Figure content listings.
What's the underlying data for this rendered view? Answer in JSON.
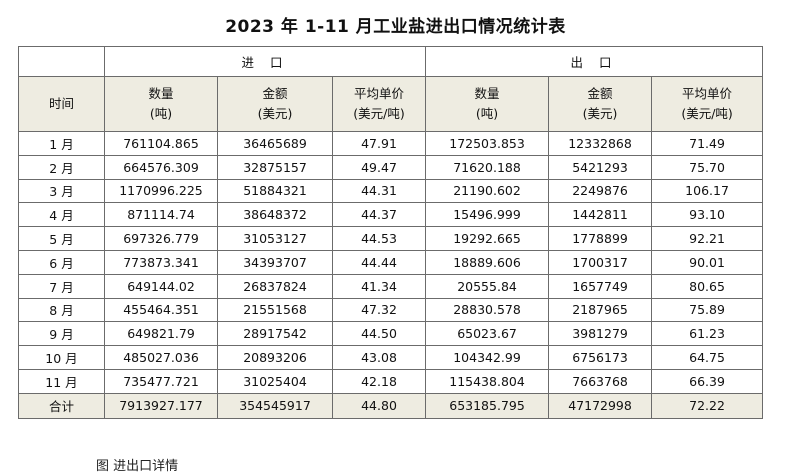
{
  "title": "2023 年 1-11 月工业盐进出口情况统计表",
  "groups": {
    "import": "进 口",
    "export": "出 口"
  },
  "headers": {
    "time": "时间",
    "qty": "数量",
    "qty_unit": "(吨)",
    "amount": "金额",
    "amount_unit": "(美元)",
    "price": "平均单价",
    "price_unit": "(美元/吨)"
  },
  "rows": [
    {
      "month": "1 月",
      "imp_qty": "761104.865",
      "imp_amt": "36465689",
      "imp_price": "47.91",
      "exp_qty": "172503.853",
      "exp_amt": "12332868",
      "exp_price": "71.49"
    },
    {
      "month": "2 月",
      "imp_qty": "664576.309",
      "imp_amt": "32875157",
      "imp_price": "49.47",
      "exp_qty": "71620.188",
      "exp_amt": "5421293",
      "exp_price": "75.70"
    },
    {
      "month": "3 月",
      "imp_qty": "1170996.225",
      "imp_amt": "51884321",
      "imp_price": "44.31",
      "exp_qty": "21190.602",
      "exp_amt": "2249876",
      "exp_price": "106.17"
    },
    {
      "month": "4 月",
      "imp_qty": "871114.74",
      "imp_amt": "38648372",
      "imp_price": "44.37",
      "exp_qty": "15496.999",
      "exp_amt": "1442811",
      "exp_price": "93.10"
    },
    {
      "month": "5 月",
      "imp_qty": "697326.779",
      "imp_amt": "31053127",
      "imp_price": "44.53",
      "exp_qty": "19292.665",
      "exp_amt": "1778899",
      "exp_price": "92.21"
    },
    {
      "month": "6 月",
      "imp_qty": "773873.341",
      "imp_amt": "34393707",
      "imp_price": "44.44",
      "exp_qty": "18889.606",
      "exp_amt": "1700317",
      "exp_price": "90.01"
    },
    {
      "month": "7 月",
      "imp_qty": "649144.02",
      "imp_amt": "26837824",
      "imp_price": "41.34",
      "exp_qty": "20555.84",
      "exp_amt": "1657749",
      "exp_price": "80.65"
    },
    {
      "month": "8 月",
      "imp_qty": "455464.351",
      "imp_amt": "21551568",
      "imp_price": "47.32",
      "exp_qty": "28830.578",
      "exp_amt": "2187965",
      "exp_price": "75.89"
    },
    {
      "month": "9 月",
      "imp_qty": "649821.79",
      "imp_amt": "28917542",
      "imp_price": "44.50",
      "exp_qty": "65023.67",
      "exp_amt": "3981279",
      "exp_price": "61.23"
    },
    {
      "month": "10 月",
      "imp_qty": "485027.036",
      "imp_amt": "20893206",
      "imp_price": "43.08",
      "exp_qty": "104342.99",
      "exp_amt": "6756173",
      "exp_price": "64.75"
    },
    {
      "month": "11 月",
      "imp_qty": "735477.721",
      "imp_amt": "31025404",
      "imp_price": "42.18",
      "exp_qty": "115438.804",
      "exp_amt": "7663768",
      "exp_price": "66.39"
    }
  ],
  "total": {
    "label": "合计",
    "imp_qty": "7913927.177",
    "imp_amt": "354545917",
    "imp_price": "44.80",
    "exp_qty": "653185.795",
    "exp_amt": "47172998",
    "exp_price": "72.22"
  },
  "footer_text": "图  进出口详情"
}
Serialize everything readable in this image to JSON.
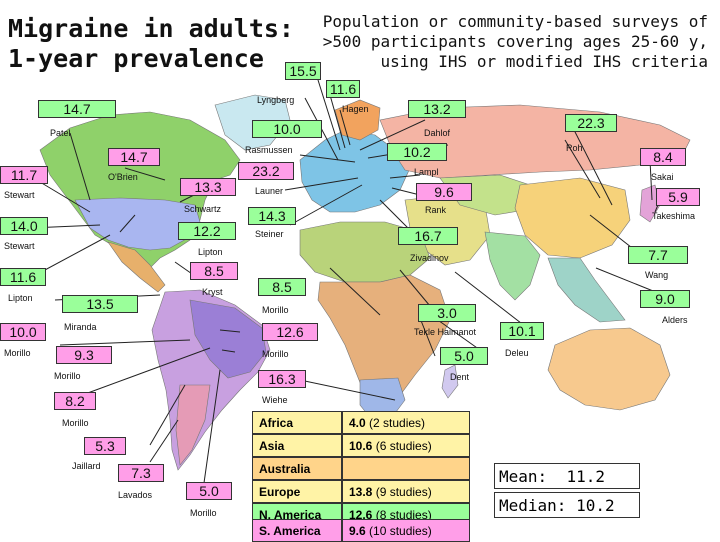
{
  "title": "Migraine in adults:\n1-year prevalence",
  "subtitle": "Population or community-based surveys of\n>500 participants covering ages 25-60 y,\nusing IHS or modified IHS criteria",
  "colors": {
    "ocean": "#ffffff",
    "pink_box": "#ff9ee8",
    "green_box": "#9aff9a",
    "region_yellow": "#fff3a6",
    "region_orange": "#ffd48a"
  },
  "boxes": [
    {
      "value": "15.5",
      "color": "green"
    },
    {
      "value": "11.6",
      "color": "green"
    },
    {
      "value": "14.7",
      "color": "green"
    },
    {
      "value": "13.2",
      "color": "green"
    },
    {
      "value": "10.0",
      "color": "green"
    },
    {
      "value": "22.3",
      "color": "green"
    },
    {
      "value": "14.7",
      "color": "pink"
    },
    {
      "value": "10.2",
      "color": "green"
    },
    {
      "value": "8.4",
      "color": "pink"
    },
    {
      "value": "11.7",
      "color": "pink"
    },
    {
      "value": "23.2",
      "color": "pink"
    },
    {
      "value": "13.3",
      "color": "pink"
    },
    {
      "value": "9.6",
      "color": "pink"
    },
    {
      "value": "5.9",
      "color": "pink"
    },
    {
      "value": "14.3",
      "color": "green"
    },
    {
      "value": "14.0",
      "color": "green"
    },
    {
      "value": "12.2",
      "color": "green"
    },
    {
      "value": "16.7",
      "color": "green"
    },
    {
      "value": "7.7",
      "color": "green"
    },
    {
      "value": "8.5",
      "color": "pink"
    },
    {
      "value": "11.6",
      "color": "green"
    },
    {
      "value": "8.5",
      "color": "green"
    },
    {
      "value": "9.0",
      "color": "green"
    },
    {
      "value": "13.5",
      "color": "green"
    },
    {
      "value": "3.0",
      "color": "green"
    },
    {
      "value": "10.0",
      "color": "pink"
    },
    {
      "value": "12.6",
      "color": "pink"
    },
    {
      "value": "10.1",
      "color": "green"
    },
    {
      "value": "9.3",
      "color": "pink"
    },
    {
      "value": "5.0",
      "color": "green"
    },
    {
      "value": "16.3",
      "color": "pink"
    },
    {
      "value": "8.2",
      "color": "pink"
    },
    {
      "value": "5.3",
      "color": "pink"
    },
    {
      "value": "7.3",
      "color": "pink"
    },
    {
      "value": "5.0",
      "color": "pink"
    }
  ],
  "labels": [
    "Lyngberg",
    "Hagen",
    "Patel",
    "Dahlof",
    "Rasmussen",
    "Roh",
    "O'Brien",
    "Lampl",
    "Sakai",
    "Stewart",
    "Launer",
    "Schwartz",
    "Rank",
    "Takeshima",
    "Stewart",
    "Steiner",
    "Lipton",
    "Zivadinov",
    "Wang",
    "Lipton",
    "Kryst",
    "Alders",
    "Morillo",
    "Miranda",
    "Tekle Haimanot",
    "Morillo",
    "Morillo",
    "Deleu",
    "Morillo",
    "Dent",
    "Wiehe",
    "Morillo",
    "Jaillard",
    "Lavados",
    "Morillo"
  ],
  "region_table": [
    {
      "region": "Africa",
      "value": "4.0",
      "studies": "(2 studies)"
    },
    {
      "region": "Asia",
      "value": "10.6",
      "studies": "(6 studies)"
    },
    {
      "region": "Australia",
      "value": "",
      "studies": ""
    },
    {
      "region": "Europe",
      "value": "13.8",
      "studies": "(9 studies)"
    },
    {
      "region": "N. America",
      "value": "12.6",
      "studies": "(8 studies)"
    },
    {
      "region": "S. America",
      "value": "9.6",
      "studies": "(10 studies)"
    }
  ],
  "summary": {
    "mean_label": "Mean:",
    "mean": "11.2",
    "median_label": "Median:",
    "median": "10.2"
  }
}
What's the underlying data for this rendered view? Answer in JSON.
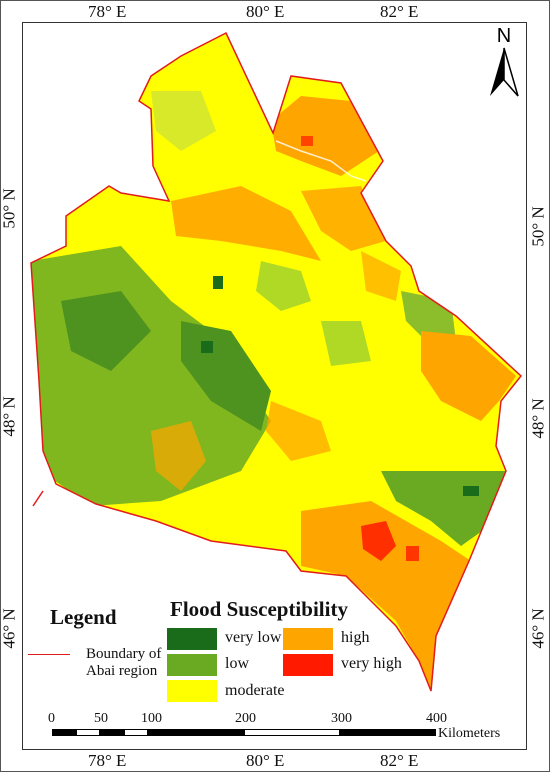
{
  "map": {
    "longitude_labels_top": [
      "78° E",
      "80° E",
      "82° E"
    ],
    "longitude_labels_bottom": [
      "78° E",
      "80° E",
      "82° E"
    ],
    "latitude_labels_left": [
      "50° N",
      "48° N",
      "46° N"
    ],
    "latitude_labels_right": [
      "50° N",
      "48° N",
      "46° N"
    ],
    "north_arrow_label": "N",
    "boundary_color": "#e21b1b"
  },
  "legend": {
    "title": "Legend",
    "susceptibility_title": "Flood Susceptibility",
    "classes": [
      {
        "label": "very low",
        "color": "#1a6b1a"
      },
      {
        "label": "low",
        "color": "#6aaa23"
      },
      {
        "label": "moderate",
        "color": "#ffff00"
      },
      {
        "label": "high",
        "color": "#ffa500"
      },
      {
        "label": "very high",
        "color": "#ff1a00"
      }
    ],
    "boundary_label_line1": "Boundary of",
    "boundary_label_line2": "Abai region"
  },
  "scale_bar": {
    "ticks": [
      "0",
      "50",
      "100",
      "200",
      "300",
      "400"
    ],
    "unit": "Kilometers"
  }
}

What this task involves.
Locate the string "month" in the listing above and copy every line where it occurs.

Reply to the exercise.
      "month": "1 月",
      "month": "2 月",
      "month": "3 月",
      "month": "4 月",
      "month": "5 月",
      "month": "6 月",
      "month": "7 月",
      "month": "8 月",
      "month": "9 月",
      "month": "10 月",
      "month": "11 月",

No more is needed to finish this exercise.